_Goal_: Set down the material below in full, matching it exactly.

───── Data extract

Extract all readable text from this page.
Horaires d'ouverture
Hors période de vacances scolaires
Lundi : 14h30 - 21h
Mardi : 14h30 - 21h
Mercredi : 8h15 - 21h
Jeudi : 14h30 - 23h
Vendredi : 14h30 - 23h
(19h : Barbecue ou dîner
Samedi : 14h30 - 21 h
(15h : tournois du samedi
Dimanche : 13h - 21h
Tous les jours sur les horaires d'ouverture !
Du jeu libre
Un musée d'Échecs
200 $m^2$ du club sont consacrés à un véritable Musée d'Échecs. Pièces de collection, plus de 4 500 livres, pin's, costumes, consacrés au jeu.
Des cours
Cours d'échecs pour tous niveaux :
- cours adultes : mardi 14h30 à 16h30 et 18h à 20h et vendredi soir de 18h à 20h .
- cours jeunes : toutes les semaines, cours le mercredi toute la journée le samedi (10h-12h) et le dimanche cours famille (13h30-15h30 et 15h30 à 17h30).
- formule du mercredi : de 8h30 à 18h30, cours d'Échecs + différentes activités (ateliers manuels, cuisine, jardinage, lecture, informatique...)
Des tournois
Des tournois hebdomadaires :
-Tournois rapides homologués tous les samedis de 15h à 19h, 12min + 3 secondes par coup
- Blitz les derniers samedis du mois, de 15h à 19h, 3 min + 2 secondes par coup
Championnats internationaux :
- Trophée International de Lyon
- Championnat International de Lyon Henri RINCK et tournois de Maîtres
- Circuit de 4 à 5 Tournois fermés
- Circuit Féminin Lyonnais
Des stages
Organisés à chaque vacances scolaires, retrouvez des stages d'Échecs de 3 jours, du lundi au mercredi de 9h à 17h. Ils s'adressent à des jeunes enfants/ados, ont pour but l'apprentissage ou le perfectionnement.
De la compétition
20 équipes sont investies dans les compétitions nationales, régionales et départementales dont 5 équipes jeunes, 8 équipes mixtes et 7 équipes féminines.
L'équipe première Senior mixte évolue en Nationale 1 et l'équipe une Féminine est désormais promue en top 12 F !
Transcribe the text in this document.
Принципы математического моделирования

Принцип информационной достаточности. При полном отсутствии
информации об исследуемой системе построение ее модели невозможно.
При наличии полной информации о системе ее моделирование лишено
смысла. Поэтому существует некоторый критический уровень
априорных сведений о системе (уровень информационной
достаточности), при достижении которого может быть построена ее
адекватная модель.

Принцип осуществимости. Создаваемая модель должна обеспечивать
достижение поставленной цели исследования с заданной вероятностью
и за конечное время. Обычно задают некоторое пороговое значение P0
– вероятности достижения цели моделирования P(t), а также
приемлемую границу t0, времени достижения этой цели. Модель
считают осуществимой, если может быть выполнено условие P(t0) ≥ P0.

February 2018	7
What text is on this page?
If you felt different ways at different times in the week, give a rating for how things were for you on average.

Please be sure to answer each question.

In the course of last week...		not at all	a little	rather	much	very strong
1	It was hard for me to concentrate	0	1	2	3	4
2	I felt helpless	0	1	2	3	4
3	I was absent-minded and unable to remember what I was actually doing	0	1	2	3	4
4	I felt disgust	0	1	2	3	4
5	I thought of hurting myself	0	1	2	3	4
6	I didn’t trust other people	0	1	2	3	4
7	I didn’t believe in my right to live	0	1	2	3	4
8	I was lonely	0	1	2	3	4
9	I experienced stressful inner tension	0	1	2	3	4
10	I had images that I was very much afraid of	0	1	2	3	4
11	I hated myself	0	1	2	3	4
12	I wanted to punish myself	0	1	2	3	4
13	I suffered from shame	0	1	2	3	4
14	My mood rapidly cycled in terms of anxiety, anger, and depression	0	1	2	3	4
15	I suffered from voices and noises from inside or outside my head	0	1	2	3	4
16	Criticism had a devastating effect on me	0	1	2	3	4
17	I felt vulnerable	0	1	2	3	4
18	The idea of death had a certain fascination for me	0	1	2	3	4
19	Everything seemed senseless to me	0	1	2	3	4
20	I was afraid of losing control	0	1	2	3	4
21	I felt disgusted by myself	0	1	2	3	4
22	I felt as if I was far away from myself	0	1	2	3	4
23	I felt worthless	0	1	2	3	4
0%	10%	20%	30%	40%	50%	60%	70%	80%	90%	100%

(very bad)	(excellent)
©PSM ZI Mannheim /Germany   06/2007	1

──────────

_Reply_:
Extract all readable text from this page.
Horaires d'ouverture
Hors période de vacances scolaires
Lundi : 14h30 - 21h
Mardi : 14h30 - 21h
Mercredi : 8h15 - 21h
Jeudi : 14h30 - 23h
Vendredi : 14h30 - 23h
(19h : Barbecue ou dîner
Samedi : 14h30 - 21 h
(15h : tournois du samedi
Dimanche : 13h - 21h
Tous les jours sur les horaires d'ouverture !
Du jeu libre
Un musée d'Échecs
200 $m^2$ du club sont consacrés à un véritable Musée d'Échecs. Pièces de collection, plus de 4 500 livres, pin's, costumes, consacrés au jeu.
Des cours
Cours d'échecs pour tous niveaux :
- cours adultes : mardi 14h30 à 16h30 et 18h à 20h et vendredi soir de 18h à 20h .
- cours jeunes : toutes les semaines, cours le mercredi toute la journée le samedi (10h-12h) et le dimanche cours famille (13h30-15h30 et 15h30 à 17h30).
- formule du mercredi : de 8h30 à 18h30, cours d'Échecs + différentes activités (ateliers manuels, cuisine, jardinage, lecture, informatique...)
Des tournois
Des tournois hebdomadaires :
-Tournois rapides homologués tous les samedis de 15h à 19h, 12min + 3 secondes par coup
- Blitz les derniers samedis du mois, de 15h à 19h, 3 min + 2 secondes par coup
Championnats internationaux :
- Trophée International de Lyon
- Championnat International de Lyon Henri RINCK et tournois de Maîtres
- Circuit de 4 à 5 Tournois fermés
- Circuit Féminin Lyonnais
Des stages
Organisés à chaque vacances scolaires, retrouvez des stages d'Échecs de 3 jours, du lundi au mercredi de 9h à 17h. Ils s'adressent à des jeunes enfants/ados, ont pour but l'apprentissage ou le perfectionnement.
De la compétition
20 équipes sont investies dans les compétitions nationales, régionales et départementales dont 5 équipes jeunes, 8 équipes mixtes et 7 équipes féminines.
L'équipe première Senior mixte évolue en Nationale 1 et l'équipe une Féminine est désormais promue en top 12 F !
Transcribe the text in this document.
Принципы математического моделирования

Принцип информационной достаточности. При полном отсутствии
информации об исследуемой системе построение ее модели невозможно.
При наличии полной информации о системе ее моделирование лишено
смысла. Поэтому существует некоторый критический уровень
априорных сведений о системе (уровень информационной
достаточности), при достижении которого может быть построена ее
адекватная модель.

Принцип осуществимости. Создаваемая модель должна обеспечивать
достижение поставленной цели исследования с заданной вероятностью
и за конечное время. Обычно задают некоторое пороговое значение P0
– вероятности достижения цели моделирования P(t), а также
приемлемую границу t0, времени достижения этой цели. Модель
считают осуществимой, если может быть выполнено условие P(t0) ≥ P0.

February 2018	7
What text is on this page?
If you felt different ways at different times in the week, give a rating for how things were for you on average.

Please be sure to answer each question.

In the course of last week...		not at all	a little	rather	much	very strong
1	It was hard for me to concentrate	0	1	2	3	4
2	I felt helpless	0	1	2	3	4
3	I was absent-minded and unable to remember what I was actually doing	0	1	2	3	4
4	I felt disgust	0	1	2	3	4
5	I thought of hurting myself	0	1	2	3	4
6	I didn’t trust other people	0	1	2	3	4
7	I didn’t believe in my right to live	0	1	2	3	4
8	I was lonely	0	1	2	3	4
9	I experienced stressful inner tension	0	1	2	3	4
10	I had images that I was very much afraid of	0	1	2	3	4
11	I hated myself	0	1	2	3	4
12	I wanted to punish myself	0	1	2	3	4
13	I suffered from shame	0	1	2	3	4
14	My mood rapidly cycled in terms of anxiety, anger, and depression	0	1	2	3	4
15	I suffered from voices and noises from inside or outside my head	0	1	2	3	4
16	Criticism had a devastating effect on me	0	1	2	3	4
17	I felt vulnerable	0	1	2	3	4
18	The idea of death had a certain fascination for me	0	1	2	3	4
19	Everything seemed senseless to me	0	1	2	3	4
20	I was afraid of losing control	0	1	2	3	4
21	I felt disgusted by myself	0	1	2	3	4
22	I felt as if I was far away from myself	0	1	2	3	4
23	I felt worthless	0	1	2	3	4
0%	10%	20%	30%	40%	50%	60%	70%	80%	90%	100%

(very bad)	(excellent)
©PSM ZI Mannheim /Germany   06/2007	1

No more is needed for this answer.